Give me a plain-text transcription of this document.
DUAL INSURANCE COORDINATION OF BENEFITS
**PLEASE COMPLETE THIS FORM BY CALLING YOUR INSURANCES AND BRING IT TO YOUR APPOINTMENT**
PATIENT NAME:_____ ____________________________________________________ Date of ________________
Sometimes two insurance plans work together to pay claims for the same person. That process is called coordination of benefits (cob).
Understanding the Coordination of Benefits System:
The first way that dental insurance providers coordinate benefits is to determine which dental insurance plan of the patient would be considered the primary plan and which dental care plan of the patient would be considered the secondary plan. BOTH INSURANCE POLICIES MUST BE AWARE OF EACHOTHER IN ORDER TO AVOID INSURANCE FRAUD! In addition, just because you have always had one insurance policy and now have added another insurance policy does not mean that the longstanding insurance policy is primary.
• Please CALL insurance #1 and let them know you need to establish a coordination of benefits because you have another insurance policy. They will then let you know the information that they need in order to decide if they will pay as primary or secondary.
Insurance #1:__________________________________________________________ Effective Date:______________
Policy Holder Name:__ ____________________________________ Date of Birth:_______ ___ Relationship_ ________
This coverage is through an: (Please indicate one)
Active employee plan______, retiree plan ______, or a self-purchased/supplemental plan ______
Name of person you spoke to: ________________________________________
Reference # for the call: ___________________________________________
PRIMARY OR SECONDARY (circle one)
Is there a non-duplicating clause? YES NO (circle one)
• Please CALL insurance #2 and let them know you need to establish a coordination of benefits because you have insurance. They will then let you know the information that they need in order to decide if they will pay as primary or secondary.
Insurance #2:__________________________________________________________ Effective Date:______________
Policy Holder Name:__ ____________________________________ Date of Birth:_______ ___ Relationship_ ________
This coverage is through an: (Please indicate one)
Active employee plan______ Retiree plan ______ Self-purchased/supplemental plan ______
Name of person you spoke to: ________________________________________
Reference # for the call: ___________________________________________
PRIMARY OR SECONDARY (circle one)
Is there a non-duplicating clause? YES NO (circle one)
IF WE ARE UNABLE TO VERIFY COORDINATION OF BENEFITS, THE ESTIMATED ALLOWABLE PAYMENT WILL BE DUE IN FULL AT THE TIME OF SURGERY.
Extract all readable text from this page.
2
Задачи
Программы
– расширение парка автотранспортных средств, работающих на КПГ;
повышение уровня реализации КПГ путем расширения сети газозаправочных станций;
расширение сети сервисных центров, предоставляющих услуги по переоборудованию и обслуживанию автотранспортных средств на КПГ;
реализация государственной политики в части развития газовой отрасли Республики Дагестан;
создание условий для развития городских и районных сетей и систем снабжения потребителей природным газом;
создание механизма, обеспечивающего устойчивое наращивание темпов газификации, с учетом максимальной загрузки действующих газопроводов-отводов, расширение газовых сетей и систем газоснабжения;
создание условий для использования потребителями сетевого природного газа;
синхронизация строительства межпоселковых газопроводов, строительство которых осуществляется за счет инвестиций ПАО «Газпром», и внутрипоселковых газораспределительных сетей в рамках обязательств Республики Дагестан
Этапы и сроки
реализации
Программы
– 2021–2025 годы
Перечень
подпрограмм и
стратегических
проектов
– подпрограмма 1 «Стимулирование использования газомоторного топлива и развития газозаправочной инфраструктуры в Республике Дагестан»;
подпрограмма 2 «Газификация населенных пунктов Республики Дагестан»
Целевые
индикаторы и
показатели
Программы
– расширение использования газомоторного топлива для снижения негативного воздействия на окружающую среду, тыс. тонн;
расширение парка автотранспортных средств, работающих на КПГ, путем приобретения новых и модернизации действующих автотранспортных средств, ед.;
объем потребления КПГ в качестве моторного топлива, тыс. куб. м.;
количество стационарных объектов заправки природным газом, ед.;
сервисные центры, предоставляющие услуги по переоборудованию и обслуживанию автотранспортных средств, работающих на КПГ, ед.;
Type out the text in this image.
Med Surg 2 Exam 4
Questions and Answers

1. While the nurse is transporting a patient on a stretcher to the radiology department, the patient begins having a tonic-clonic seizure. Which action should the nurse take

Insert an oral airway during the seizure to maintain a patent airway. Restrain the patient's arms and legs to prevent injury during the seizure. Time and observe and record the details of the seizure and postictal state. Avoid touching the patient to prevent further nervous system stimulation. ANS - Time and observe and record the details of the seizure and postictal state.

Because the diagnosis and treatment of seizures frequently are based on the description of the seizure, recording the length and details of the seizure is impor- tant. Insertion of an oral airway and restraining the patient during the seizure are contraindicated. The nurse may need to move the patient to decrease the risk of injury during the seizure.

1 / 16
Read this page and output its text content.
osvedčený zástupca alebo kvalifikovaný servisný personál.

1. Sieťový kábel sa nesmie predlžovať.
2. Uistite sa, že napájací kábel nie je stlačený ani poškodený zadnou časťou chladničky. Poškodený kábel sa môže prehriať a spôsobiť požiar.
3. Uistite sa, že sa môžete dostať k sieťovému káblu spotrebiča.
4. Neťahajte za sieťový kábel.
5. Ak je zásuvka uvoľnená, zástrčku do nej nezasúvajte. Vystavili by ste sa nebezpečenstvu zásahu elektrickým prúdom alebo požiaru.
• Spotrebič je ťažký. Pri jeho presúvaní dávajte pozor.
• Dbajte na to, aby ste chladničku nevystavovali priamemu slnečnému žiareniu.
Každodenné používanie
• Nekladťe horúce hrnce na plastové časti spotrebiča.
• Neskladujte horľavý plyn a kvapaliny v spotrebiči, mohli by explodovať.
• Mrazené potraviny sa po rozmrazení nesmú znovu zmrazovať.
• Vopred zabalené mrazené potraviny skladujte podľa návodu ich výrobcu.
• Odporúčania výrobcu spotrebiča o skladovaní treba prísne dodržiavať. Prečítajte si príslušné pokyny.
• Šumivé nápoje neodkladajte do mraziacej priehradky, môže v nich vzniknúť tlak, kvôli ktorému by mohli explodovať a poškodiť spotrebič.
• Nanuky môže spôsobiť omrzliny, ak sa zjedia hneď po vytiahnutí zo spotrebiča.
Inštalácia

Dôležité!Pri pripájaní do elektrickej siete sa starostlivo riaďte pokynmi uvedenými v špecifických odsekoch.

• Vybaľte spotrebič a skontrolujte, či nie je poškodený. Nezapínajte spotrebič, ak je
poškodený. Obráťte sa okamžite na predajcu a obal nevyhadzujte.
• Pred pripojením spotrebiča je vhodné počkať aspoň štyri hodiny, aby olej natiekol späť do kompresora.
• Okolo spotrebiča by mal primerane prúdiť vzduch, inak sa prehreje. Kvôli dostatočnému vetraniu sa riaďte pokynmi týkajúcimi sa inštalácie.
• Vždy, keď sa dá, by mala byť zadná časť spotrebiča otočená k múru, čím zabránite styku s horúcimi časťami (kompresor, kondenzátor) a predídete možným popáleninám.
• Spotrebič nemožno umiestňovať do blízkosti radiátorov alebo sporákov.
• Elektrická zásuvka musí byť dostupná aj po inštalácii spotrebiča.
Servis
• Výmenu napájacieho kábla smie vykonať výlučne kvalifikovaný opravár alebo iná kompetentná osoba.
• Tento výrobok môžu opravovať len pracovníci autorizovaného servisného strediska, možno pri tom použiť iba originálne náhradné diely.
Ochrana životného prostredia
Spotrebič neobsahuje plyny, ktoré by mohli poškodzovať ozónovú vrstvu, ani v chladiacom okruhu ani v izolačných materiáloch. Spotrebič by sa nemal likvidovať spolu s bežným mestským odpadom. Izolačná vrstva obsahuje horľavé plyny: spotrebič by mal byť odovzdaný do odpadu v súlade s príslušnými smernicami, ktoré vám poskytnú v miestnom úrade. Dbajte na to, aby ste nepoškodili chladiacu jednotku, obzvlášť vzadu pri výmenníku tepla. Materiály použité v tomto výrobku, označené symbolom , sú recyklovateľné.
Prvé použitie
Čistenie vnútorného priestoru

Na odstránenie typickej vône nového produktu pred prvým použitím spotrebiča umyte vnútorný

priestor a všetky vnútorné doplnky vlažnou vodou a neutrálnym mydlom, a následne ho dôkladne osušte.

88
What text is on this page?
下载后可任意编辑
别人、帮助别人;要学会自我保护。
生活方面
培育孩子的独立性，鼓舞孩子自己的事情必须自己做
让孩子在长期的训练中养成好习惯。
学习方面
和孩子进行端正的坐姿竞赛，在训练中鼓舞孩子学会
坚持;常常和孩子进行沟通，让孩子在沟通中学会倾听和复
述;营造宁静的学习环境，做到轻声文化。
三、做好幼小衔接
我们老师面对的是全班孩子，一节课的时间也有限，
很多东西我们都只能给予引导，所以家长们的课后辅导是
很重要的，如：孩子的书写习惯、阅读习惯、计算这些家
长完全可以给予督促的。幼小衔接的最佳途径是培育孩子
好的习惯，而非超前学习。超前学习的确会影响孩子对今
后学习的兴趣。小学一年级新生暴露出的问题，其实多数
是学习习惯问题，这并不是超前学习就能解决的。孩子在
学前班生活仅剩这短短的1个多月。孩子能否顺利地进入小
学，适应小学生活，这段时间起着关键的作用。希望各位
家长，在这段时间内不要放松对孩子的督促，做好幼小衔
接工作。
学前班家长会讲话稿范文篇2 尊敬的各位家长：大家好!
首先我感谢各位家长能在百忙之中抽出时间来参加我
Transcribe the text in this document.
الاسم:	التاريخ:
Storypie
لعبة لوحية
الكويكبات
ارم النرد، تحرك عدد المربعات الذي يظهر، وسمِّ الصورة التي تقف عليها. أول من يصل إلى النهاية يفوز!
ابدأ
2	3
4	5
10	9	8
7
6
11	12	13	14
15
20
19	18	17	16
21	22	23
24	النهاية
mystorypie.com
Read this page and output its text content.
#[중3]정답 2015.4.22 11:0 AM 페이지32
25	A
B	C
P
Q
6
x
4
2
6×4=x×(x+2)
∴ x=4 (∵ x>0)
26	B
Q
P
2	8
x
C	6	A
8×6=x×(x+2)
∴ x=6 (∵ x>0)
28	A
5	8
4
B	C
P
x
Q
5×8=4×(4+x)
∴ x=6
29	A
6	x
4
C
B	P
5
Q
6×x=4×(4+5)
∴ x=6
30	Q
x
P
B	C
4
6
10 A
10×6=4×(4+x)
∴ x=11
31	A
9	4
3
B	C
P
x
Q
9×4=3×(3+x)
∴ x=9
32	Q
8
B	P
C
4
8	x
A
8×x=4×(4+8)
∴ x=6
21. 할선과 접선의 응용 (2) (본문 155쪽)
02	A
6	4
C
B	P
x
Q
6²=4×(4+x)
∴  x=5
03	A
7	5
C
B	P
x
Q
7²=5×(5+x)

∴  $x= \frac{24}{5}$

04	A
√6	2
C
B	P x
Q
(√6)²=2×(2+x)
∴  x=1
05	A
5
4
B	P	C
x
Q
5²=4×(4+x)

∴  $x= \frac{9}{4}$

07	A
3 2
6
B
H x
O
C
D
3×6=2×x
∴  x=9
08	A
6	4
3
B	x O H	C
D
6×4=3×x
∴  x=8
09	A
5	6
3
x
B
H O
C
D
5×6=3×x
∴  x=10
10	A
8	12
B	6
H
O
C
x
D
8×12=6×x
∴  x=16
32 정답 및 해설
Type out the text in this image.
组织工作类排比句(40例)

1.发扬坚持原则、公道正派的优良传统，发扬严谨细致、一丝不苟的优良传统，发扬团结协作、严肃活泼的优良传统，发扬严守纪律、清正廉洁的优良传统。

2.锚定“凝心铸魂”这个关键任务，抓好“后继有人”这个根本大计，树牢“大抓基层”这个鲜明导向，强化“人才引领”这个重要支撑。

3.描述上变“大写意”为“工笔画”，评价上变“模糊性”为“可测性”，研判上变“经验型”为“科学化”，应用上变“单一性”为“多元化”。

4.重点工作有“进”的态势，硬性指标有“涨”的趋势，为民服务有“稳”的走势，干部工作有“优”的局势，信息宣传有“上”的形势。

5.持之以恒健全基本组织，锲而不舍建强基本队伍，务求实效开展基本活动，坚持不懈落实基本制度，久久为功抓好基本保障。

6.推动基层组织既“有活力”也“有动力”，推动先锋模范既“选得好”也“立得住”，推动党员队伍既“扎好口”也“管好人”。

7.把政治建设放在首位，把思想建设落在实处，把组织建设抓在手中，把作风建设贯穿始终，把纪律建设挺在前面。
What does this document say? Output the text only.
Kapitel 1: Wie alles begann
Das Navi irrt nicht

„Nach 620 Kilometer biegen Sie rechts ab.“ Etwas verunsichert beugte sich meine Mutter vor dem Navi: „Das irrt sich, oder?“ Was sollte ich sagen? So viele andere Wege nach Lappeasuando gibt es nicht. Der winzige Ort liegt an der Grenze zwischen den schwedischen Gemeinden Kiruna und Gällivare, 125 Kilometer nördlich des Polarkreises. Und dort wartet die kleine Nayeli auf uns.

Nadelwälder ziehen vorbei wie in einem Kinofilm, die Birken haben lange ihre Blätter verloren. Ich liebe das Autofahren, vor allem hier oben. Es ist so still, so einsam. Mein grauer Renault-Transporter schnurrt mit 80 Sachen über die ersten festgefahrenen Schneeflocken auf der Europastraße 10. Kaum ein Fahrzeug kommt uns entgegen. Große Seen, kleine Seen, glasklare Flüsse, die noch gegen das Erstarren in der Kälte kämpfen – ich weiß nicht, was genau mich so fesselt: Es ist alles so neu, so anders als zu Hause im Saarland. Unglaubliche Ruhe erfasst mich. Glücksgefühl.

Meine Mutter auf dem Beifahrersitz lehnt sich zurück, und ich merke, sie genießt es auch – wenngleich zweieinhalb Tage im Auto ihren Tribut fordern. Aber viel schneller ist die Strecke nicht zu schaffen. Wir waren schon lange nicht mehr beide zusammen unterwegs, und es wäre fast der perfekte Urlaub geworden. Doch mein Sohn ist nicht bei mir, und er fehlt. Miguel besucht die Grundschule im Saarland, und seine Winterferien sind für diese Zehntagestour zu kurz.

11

Problem to work on :: Among the entries above, how many lines include the word "расширение"? Reply with the number only.

Answer to the task :: 5